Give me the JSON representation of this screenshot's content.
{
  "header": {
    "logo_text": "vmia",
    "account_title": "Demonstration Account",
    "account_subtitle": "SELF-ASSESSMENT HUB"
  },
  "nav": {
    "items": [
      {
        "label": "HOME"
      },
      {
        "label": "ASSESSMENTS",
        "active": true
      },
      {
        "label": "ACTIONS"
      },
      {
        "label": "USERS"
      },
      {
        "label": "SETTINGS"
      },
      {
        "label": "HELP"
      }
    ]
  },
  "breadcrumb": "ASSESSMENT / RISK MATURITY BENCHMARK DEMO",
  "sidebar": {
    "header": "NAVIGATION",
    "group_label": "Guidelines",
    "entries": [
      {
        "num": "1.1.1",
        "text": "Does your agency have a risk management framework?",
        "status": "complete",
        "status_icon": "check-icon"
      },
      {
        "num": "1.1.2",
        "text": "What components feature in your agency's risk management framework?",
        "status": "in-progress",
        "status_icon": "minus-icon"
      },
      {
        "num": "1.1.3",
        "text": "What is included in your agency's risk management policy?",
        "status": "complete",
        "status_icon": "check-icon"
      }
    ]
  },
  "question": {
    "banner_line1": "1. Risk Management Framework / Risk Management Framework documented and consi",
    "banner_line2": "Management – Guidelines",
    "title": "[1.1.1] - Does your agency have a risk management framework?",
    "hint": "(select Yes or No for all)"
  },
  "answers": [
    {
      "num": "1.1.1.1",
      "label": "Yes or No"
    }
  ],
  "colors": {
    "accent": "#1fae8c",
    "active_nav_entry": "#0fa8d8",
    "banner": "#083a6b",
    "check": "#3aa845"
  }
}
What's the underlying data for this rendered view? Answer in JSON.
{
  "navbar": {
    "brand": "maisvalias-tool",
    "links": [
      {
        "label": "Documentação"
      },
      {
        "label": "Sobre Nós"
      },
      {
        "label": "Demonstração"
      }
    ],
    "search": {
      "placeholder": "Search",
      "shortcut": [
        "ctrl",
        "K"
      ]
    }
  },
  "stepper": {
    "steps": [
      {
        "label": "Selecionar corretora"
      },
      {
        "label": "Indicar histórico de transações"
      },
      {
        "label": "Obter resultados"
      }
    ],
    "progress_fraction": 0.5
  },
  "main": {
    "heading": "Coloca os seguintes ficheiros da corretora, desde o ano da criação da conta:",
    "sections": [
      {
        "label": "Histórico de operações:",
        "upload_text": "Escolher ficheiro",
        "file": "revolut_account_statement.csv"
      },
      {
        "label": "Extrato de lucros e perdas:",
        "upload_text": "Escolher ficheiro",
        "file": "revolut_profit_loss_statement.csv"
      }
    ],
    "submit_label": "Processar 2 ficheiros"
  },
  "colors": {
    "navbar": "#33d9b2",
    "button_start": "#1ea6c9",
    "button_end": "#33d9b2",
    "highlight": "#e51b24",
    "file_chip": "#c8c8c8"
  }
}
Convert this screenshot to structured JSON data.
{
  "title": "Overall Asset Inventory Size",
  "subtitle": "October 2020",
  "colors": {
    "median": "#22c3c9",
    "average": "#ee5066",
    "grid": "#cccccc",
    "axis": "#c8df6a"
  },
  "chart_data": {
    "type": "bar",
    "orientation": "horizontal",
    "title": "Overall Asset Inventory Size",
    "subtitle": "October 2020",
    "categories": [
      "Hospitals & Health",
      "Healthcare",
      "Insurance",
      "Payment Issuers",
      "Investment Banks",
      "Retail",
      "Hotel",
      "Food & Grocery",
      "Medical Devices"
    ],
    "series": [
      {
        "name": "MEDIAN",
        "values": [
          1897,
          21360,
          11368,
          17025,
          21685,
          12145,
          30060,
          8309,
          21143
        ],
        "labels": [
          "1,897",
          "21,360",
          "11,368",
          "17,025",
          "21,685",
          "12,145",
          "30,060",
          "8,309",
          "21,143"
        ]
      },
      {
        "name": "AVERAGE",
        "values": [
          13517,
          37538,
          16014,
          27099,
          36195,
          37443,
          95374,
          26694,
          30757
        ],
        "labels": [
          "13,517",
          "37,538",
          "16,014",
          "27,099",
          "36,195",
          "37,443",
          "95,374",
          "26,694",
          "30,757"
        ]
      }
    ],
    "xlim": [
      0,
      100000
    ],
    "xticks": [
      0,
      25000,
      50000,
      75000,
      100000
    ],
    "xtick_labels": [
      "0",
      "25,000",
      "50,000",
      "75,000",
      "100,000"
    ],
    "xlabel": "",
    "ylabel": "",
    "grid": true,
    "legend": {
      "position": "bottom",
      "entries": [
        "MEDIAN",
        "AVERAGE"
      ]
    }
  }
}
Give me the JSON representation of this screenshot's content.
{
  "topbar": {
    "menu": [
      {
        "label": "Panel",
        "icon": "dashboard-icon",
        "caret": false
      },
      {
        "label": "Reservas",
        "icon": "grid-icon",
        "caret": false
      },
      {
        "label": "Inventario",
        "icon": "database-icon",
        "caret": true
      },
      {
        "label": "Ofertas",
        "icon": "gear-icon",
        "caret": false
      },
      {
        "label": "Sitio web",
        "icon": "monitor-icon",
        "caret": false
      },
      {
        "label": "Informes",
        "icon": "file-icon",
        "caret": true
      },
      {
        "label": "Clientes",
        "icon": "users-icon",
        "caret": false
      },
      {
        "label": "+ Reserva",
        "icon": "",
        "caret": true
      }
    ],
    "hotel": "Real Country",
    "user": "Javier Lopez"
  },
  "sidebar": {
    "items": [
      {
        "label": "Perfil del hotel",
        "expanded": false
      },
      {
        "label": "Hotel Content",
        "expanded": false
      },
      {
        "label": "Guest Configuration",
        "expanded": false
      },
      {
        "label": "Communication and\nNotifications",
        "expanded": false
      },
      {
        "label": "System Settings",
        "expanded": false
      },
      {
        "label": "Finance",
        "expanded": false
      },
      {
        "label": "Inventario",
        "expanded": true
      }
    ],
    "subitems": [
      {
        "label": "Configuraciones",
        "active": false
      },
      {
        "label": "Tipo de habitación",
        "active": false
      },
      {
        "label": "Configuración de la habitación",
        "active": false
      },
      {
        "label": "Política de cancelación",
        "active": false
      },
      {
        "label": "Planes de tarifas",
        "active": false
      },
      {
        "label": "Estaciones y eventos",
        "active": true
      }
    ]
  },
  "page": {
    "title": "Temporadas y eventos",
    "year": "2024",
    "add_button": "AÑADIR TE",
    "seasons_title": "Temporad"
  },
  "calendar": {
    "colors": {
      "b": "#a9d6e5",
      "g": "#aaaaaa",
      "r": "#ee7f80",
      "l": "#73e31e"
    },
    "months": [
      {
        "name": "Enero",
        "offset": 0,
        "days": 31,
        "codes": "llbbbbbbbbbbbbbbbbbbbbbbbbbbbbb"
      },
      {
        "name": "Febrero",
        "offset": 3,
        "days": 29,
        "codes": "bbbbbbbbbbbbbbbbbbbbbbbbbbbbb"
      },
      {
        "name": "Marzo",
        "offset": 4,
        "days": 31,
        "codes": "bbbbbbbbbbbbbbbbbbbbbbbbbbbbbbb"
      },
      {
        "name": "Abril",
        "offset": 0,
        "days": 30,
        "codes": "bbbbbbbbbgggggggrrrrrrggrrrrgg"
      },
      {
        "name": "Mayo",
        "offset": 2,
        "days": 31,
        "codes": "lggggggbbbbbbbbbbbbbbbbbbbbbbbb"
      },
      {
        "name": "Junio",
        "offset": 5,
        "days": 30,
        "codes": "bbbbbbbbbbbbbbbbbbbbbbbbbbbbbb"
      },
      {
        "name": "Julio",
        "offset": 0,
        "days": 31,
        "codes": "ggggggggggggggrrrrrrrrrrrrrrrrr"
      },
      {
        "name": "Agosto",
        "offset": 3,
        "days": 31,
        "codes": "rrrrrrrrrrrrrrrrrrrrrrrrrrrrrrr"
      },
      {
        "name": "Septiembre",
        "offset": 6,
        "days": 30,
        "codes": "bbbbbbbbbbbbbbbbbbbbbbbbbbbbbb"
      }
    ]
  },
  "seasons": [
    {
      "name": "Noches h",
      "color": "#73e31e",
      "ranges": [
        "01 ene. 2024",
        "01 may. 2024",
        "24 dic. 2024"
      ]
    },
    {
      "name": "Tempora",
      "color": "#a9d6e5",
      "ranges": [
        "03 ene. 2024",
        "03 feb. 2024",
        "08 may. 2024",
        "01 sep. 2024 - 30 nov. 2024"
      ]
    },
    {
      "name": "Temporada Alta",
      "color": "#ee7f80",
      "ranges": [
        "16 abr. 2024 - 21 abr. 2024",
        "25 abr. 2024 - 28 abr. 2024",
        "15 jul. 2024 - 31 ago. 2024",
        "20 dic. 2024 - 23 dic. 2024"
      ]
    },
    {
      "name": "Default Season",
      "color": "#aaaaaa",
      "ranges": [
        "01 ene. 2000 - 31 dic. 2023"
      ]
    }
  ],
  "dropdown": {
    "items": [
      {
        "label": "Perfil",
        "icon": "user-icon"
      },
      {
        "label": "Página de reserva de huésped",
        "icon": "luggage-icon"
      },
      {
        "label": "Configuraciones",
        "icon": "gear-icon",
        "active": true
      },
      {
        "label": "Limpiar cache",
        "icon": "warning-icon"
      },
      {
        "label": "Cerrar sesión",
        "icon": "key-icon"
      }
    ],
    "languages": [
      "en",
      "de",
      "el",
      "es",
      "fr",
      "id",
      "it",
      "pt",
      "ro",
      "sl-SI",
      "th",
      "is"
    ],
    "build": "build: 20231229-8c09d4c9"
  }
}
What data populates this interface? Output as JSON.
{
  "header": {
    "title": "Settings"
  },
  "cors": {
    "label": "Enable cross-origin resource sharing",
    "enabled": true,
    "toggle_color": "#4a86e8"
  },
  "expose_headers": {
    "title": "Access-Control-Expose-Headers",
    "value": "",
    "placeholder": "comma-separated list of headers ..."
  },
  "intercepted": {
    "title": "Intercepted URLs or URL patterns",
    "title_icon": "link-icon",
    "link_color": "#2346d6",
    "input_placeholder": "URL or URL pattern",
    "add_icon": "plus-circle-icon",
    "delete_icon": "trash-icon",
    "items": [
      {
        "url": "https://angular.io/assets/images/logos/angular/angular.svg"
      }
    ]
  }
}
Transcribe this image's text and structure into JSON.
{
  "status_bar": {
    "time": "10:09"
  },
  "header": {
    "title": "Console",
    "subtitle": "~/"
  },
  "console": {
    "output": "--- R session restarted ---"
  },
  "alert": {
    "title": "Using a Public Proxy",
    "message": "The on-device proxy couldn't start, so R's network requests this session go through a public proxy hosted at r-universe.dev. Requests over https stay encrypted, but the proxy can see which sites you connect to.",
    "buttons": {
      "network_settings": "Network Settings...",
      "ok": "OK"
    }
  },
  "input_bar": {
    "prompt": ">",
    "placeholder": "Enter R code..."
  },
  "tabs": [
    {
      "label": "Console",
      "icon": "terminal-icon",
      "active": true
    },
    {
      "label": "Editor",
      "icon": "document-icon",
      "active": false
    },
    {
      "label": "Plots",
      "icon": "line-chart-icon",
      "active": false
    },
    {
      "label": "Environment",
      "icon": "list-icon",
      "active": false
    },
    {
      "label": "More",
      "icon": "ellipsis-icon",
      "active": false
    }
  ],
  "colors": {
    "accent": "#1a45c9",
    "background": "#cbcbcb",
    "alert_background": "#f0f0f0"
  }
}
++++++++
Scan the records above for the string "agency", then report every line that contains it.

(Solution to the problem)
        "text": "Does your agency have a risk management framework?",
        "text": "What components feature in your agency's risk management framework?",
        "text": "What is included in your agency's risk management policy?",
    "title": "[1.1.1] - Does your agency have a risk management framework?",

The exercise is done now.